WHAT YOU WILL DO. All material below is to be reproduced exactly.

THE DATA.

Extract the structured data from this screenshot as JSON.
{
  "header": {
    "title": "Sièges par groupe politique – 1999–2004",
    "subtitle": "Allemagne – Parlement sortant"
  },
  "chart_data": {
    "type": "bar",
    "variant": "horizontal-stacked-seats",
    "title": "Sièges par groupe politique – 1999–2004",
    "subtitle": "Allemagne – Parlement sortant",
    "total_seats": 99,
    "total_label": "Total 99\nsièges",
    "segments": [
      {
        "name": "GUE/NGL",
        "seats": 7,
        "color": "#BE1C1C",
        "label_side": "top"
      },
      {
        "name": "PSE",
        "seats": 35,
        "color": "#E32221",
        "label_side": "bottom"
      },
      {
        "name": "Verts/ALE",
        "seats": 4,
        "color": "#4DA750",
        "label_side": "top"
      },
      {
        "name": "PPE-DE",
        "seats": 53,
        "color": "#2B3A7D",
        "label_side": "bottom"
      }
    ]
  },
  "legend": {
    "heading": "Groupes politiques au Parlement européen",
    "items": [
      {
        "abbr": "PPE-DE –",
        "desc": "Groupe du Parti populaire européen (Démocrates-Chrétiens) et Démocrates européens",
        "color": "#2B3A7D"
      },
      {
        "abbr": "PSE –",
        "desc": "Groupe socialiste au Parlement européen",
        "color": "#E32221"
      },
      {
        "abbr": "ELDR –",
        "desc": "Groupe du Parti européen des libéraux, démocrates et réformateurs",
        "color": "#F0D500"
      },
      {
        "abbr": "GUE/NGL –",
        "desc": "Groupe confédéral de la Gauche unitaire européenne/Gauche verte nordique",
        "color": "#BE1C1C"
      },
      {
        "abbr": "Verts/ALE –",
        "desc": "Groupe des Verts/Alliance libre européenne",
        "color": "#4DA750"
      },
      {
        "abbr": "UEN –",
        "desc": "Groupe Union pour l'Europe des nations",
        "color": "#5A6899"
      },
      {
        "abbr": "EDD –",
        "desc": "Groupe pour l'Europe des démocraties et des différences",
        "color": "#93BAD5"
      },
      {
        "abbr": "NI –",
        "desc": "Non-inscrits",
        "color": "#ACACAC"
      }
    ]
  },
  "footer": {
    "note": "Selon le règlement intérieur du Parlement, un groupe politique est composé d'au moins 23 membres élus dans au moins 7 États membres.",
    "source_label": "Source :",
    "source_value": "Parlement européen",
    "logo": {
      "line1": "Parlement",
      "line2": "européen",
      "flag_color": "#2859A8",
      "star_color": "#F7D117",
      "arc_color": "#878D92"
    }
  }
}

WRITTEN ANSWER.
Extract the structured data from this screenshot as JSON.
{
  "header": {
    "title": "Sièges par groupe politique – 1999–2004",
    "subtitle": "Allemagne – Parlement sortant"
  },
  "chart_data": {
    "type": "bar",
    "variant": "horizontal-stacked-seats",
    "title": "Sièges par groupe politique – 1999–2004",
    "subtitle": "Allemagne – Parlement sortant",
    "total_seats": 99,
    "total_label": "Total 99\nsièges",
    "segments": [
      {
        "name": "GUE/NGL",
        "seats": 7,
        "color": "#BE1C1C",
        "label_side": "top"
      },
      {
        "name": "PSE",
        "seats": 35,
        "color": "#E32221",
        "label_side": "bottom"
      },
      {
        "name": "Verts/ALE",
        "seats": 4,
        "color": "#4DA750",
        "label_side": "top"
      },
      {
        "name": "PPE-DE",
        "seats": 53,
        "color": "#2B3A7D",
        "label_side": "bottom"
      }
    ]
  },
  "legend": {
    "heading": "Groupes politiques au Parlement européen",
    "items": [
      {
        "abbr": "PPE-DE –",
        "desc": "Groupe du Parti populaire européen (Démocrates-Chrétiens) et Démocrates européens",
        "color": "#2B3A7D"
      },
      {
        "abbr": "PSE –",
        "desc": "Groupe socialiste au Parlement européen",
        "color": "#E32221"
      },
      {
        "abbr": "ELDR –",
        "desc": "Groupe du Parti européen des libéraux, démocrates et réformateurs",
        "color": "#F0D500"
      },
      {
        "abbr": "GUE/NGL –",
        "desc": "Groupe confédéral de la Gauche unitaire européenne/Gauche verte nordique",
        "color": "#BE1C1C"
      },
      {
        "abbr": "Verts/ALE –",
        "desc": "Groupe des Verts/Alliance libre européenne",
        "color": "#4DA750"
      },
      {
        "abbr": "UEN –",
        "desc": "Groupe Union pour l'Europe des nations",
        "color": "#5A6899"
      },
      {
        "abbr": "EDD –",
        "desc": "Groupe pour l'Europe des démocraties et des différences",
        "color": "#93BAD5"
      },
      {
        "abbr": "NI –",
        "desc": "Non-inscrits",
        "color": "#ACACAC"
      }
    ]
  },
  "footer": {
    "note": "Selon le règlement intérieur du Parlement, un groupe politique est composé d'au moins 23 membres élus dans au moins 7 États membres.",
    "source_label": "Source :",
    "source_value": "Parlement européen",
    "logo": {
      "line1": "Parlement",
      "line2": "européen",
      "flag_color": "#2859A8",
      "star_color": "#F7D117",
      "arc_color": "#878D92"
    }
  }
}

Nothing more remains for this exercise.